Source records:
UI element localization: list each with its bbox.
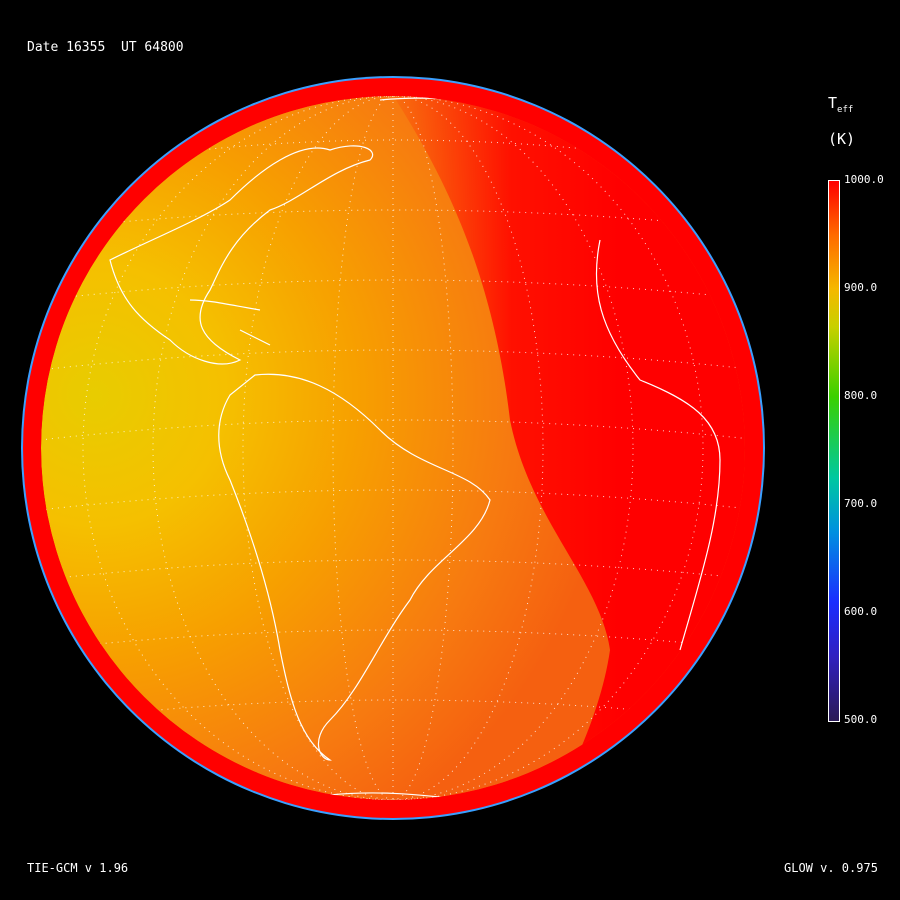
...
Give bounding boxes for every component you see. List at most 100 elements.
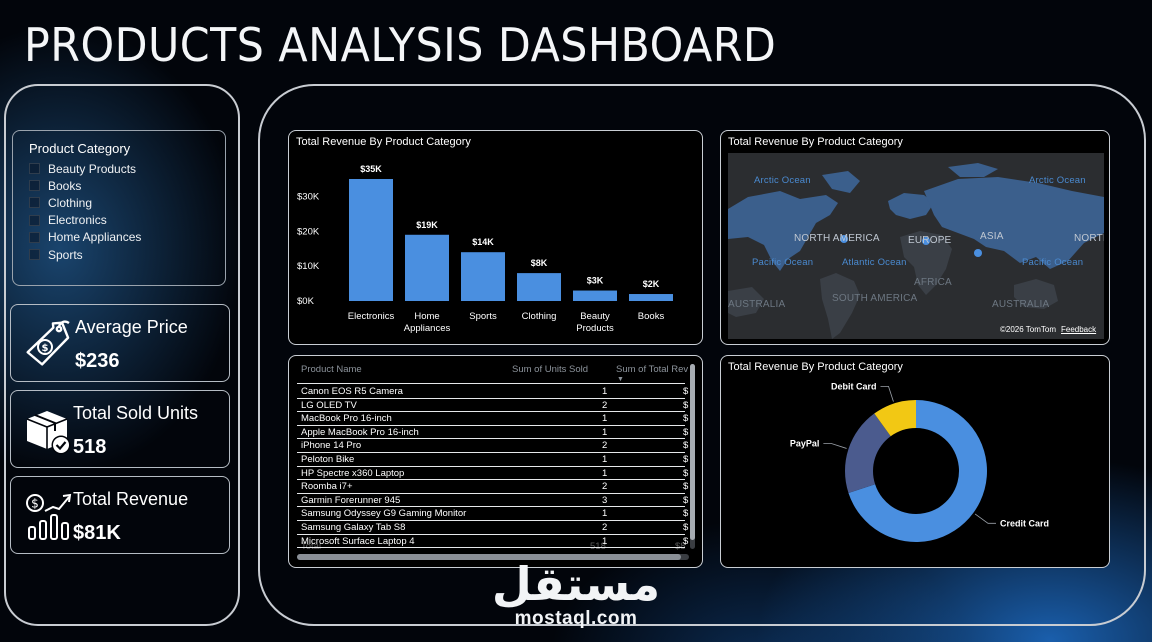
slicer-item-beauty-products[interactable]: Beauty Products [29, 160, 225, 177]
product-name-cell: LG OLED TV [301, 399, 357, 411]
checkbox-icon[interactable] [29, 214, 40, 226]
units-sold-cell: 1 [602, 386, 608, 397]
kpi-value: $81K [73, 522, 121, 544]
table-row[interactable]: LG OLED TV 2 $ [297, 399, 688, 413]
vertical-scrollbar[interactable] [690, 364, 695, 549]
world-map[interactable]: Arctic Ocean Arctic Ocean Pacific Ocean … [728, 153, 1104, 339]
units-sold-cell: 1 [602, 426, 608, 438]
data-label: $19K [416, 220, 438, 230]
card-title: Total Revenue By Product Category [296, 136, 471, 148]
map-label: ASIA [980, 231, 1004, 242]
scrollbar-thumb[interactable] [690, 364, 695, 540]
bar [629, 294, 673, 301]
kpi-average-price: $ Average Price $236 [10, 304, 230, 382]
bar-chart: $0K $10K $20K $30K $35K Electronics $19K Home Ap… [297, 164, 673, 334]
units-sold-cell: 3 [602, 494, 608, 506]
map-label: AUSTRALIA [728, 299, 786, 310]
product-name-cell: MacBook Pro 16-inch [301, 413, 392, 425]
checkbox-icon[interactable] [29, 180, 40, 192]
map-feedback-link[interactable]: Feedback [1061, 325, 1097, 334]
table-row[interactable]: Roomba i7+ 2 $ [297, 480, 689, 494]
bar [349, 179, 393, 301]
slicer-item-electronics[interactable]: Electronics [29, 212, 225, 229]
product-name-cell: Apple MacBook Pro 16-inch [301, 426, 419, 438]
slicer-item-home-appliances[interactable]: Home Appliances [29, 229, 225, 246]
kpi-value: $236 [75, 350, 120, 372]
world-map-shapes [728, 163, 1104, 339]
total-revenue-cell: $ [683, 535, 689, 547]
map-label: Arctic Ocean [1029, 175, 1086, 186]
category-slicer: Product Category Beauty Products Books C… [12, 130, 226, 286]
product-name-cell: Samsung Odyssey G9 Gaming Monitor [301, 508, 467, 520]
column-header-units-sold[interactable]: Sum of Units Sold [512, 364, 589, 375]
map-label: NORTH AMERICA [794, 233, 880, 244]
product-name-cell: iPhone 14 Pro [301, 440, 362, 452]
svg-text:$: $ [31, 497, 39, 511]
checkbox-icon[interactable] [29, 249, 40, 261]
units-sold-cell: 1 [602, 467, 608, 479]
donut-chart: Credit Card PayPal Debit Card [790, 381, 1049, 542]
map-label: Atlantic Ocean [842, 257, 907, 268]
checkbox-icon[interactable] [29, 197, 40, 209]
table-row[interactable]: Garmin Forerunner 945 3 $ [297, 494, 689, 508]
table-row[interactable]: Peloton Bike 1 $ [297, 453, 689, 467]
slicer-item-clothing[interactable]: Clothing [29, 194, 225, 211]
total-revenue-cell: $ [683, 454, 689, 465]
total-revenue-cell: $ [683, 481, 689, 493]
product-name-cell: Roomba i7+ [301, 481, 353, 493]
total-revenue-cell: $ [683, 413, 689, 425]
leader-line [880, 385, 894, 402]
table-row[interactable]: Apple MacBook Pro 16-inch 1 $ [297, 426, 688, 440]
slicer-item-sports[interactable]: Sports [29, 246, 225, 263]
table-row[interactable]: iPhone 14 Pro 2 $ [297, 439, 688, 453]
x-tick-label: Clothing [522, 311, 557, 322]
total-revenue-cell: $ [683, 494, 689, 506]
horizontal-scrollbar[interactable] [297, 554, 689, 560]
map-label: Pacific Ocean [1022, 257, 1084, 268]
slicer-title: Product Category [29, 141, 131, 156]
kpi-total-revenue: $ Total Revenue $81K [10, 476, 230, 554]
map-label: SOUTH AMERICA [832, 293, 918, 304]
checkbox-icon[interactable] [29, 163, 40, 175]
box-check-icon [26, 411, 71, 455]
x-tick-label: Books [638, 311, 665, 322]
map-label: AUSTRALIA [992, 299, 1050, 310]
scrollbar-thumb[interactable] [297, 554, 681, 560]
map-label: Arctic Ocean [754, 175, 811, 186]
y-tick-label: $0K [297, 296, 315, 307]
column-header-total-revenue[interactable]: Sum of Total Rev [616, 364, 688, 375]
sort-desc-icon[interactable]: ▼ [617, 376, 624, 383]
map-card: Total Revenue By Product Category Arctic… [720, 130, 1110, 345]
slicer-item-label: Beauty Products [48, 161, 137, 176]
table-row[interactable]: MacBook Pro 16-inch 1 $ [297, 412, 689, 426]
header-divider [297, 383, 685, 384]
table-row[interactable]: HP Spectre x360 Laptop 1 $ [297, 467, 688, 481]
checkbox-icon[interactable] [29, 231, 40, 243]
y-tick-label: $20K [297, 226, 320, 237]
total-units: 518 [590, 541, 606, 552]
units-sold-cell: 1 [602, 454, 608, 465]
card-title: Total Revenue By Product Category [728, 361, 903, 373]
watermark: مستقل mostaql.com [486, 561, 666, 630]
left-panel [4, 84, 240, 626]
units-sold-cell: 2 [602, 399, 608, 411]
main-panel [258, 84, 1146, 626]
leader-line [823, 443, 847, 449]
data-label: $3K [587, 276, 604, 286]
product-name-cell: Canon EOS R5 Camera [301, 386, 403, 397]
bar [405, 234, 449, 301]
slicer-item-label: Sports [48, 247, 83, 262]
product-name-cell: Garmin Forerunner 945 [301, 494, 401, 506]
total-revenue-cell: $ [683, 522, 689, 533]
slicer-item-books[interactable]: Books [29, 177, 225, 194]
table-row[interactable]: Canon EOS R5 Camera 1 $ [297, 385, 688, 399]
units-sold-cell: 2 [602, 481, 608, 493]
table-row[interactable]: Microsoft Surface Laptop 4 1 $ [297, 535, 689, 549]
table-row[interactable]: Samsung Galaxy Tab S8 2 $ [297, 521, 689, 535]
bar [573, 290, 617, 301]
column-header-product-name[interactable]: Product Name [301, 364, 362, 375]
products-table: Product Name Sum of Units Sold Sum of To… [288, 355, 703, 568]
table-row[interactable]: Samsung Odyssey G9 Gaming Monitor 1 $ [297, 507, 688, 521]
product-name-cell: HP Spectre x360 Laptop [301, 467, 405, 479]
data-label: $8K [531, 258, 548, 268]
--
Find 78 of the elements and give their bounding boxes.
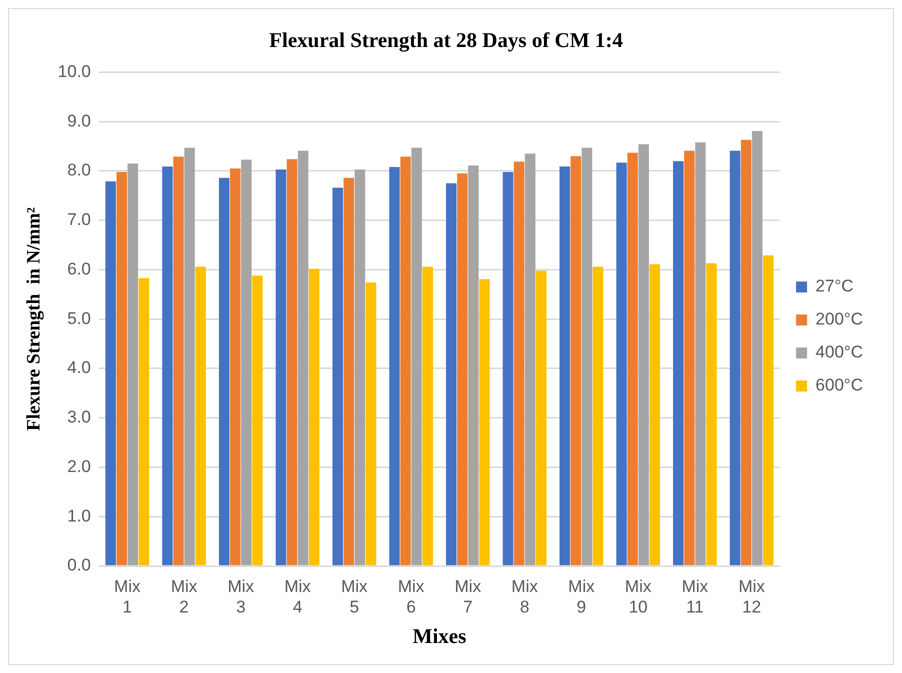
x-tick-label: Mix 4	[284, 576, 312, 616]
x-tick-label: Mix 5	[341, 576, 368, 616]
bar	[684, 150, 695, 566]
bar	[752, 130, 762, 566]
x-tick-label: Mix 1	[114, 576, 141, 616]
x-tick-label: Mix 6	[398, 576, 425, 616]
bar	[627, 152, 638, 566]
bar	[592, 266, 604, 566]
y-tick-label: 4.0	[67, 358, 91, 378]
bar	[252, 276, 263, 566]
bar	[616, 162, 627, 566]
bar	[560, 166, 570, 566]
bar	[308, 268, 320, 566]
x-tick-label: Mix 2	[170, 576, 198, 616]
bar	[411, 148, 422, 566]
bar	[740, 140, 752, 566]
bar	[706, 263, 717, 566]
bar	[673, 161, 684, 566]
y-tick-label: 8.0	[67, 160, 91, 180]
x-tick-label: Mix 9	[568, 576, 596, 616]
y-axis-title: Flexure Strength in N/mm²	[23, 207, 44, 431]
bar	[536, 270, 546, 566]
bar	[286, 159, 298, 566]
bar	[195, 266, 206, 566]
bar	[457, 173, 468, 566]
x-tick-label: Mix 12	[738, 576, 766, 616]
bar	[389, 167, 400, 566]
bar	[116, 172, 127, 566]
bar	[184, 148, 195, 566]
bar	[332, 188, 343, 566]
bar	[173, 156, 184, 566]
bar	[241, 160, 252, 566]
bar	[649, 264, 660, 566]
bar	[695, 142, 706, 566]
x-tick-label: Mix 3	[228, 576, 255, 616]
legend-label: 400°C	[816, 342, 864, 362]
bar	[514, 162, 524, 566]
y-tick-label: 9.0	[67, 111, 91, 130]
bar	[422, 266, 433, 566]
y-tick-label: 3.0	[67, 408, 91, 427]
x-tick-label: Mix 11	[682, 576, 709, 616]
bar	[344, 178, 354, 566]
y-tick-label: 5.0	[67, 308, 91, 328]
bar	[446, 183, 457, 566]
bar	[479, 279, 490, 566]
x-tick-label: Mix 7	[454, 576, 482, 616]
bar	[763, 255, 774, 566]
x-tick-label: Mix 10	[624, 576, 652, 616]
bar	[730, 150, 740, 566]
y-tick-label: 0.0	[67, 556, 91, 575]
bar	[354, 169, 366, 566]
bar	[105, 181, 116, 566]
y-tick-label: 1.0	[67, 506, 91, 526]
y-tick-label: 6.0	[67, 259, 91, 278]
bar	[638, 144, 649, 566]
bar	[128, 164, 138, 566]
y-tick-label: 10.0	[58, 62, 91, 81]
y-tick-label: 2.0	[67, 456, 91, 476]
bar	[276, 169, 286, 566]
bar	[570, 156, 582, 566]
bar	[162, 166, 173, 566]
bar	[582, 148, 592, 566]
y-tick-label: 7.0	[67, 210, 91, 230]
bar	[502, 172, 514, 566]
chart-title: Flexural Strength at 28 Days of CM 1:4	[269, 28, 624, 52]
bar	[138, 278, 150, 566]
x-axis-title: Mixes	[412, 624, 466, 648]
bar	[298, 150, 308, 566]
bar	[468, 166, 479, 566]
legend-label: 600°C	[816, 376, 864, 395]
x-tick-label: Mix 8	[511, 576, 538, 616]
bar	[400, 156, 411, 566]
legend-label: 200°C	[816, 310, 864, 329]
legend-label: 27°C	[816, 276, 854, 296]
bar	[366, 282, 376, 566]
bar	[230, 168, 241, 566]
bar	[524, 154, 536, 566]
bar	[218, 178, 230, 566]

Challenge: Please set down the stretch from the line containing "Give bounding boxes" through the line containing "data-label: $19K [416, 220, 438, 230]" character for character, omitting any picture.

Correct answer:
Give bounding boxes for every component you see. List at most 100 elements.
slicer-item-beauty-products[interactable]: Beauty Products [29, 160, 225, 177]
product-name-cell: LG OLED TV [301, 399, 357, 411]
checkbox-icon[interactable] [29, 214, 40, 226]
units-sold-cell: 1 [602, 386, 608, 397]
kpi-value: $81K [73, 522, 121, 544]
table-row[interactable]: LG OLED TV 2 $ [297, 399, 688, 413]
vertical-scrollbar[interactable] [690, 364, 695, 549]
world-map[interactable]: Arctic Ocean Arctic Ocean Pacific Ocean … [728, 153, 1104, 339]
units-sold-cell: 1 [602, 426, 608, 438]
data-label: $19K [416, 220, 438, 230]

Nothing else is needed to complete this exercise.